> _TASK INSTRUCTIONS_:
Copy out each line below exactly as it appears.

(Extracted data entries)
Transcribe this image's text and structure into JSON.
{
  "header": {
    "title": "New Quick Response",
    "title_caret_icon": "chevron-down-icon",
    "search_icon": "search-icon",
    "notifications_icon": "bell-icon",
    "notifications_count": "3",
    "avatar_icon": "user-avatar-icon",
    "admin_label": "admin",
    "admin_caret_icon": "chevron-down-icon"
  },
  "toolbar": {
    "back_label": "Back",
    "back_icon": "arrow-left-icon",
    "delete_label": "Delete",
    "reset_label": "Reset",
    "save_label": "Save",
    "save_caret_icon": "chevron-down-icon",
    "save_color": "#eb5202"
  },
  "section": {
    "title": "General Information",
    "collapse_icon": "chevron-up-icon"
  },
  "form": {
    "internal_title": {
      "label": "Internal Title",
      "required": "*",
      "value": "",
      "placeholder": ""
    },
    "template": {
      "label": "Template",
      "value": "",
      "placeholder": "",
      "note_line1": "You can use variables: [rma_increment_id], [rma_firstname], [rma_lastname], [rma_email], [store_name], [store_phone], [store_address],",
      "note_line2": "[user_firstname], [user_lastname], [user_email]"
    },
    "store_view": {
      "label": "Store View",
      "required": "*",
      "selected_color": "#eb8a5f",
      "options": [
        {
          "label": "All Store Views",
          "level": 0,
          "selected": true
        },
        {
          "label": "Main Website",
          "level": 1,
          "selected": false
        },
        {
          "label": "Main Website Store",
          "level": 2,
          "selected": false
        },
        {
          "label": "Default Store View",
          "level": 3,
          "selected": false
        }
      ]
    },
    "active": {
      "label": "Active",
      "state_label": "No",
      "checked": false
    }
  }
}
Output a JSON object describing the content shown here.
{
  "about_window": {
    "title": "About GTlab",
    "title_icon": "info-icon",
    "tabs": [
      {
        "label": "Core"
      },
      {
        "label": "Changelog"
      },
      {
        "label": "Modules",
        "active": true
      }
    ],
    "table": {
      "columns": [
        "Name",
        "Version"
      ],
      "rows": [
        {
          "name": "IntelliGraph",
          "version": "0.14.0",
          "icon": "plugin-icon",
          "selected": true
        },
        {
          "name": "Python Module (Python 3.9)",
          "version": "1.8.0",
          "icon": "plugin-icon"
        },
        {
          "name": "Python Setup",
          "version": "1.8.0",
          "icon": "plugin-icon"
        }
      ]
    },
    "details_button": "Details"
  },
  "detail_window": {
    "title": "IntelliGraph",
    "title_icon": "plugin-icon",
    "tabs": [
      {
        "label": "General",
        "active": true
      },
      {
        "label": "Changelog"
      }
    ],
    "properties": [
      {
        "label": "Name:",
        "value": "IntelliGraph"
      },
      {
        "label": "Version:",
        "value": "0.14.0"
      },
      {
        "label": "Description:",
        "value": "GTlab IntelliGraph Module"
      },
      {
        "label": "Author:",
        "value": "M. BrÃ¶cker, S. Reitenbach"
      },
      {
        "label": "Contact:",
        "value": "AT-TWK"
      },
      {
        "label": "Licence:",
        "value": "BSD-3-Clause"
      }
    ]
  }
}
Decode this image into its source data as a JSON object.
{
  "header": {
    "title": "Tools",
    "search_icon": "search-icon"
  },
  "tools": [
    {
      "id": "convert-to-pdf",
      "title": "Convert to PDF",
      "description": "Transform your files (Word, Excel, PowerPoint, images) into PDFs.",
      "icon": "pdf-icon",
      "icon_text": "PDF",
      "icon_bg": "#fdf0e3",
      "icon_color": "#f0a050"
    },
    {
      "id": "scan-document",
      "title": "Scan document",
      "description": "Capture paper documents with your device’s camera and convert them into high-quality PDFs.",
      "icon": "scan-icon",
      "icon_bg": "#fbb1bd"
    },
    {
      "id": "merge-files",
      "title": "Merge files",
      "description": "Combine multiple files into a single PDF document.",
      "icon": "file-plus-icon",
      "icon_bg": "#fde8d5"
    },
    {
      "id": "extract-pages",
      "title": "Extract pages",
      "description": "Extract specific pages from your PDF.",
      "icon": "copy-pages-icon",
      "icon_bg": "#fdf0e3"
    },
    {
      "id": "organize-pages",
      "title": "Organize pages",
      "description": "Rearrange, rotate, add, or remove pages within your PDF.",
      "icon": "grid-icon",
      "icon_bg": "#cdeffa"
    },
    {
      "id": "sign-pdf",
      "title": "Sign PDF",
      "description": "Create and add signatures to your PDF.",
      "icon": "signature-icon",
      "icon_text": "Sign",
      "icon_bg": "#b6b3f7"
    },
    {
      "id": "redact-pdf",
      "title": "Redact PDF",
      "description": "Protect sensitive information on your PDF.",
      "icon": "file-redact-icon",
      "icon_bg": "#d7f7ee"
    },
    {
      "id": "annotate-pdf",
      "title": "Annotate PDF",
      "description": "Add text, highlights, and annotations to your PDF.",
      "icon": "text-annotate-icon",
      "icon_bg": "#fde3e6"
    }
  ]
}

> _EXERCISE RESULT_:
Transcribe this image's text and structure into JSON.
{
  "header": {
    "title": "New Quick Response",
    "title_caret_icon": "chevron-down-icon",
    "search_icon": "search-icon",
    "notifications_icon": "bell-icon",
    "notifications_count": "3",
    "avatar_icon": "user-avatar-icon",
    "admin_label": "admin",
    "admin_caret_icon": "chevron-down-icon"
  },
  "toolbar": {
    "back_label": "Back",
    "back_icon": "arrow-left-icon",
    "delete_label": "Delete",
    "reset_label": "Reset",
    "save_label": "Save",
    "save_caret_icon": "chevron-down-icon",
    "save_color": "#eb5202"
  },
  "section": {
    "title": "General Information",
    "collapse_icon": "chevron-up-icon"
  },
  "form": {
    "internal_title": {
      "label": "Internal Title",
      "required": "*",
      "value": "",
      "placeholder": ""
    },
    "template": {
      "label": "Template",
      "value": "",
      "placeholder": "",
      "note_line1": "You can use variables: [rma_increment_id], [rma_firstname], [rma_lastname], [rma_email], [store_name], [store_phone], [store_address],",
      "note_line2": "[user_firstname], [user_lastname], [user_email]"
    },
    "store_view": {
      "label": "Store View",
      "required": "*",
      "selected_color": "#eb8a5f",
      "options": [
        {
          "label": "All Store Views",
          "level": 0,
          "selected": true
        },
        {
          "label": "Main Website",
          "level": 1,
          "selected": false
        },
        {
          "label": "Main Website Store",
          "level": 2,
          "selected": false
        },
        {
          "label": "Default Store View",
          "level": 3,
          "selected": false
        }
      ]
    },
    "active": {
      "label": "Active",
      "state_label": "No",
      "checked": false
    }
  }
}
Output a JSON object describing the content shown here.
{
  "about_window": {
    "title": "About GTlab",
    "title_icon": "info-icon",
    "tabs": [
      {
        "label": "Core"
      },
      {
        "label": "Changelog"
      },
      {
        "label": "Modules",
        "active": true
      }
    ],
    "table": {
      "columns": [
        "Name",
        "Version"
      ],
      "rows": [
        {
          "name": "IntelliGraph",
          "version": "0.14.0",
          "icon": "plugin-icon",
          "selected": true
        },
        {
          "name": "Python Module (Python 3.9)",
          "version": "1.8.0",
          "icon": "plugin-icon"
        },
        {
          "name": "Python Setup",
          "version": "1.8.0",
          "icon": "plugin-icon"
        }
      ]
    },
    "details_button": "Details"
  },
  "detail_window": {
    "title": "IntelliGraph",
    "title_icon": "plugin-icon",
    "tabs": [
      {
        "label": "General",
        "active": true
      },
      {
        "label": "Changelog"
      }
    ],
    "properties": [
      {
        "label": "Name:",
        "value": "IntelliGraph"
      },
      {
        "label": "Version:",
        "value": "0.14.0"
      },
      {
        "label": "Description:",
        "value": "GTlab IntelliGraph Module"
      },
      {
        "label": "Author:",
        "value": "M. BrÃ¶cker, S. Reitenbach"
      },
      {
        "label": "Contact:",
        "value": "AT-TWK"
      },
      {
        "label": "Licence:",
        "value": "BSD-3-Clause"
      }
    ]
  }
}
Decode this image into its source data as a JSON object.
{
  "header": {
    "title": "Tools",
    "search_icon": "search-icon"
  },
  "tools": [
    {
      "id": "convert-to-pdf",
      "title": "Convert to PDF",
      "description": "Transform your files (Word, Excel, PowerPoint, images) into PDFs.",
      "icon": "pdf-icon",
      "icon_text": "PDF",
      "icon_bg": "#fdf0e3",
      "icon_color": "#f0a050"
    },
    {
      "id": "scan-document",
      "title": "Scan document",
      "description": "Capture paper documents with your device’s camera and convert them into high-quality PDFs.",
      "icon": "scan-icon",
      "icon_bg": "#fbb1bd"
    },
    {
      "id": "merge-files",
      "title": "Merge files",
      "description": "Combine multiple files into a single PDF document.",
      "icon": "file-plus-icon",
      "icon_bg": "#fde8d5"
    },
    {
      "id": "extract-pages",
      "title": "Extract pages",
      "description": "Extract specific pages from your PDF.",
      "icon": "copy-pages-icon",
      "icon_bg": "#fdf0e3"
    },
    {
      "id": "organize-pages",
      "title": "Organize pages",
      "description": "Rearrange, rotate, add, or remove pages within your PDF.",
      "icon": "grid-icon",
      "icon_bg": "#cdeffa"
    },
    {
      "id": "sign-pdf",
      "title": "Sign PDF",
      "description": "Create and add signatures to your PDF.",
      "icon": "signature-icon",
      "icon_text": "Sign",
      "icon_bg": "#b6b3f7"
    },
    {
      "id": "redact-pdf",
      "title": "Redact PDF",
      "description": "Protect sensitive information on your PDF.",
      "icon": "file-redact-icon",
      "icon_bg": "#d7f7ee"
    },
    {
      "id": "annotate-pdf",
      "title": "Annotate PDF",
      "description": "Add text, highlights, and annotations to your PDF.",
      "icon": "text-annotate-icon",
      "icon_bg": "#fde3e6"
    }
  ]
}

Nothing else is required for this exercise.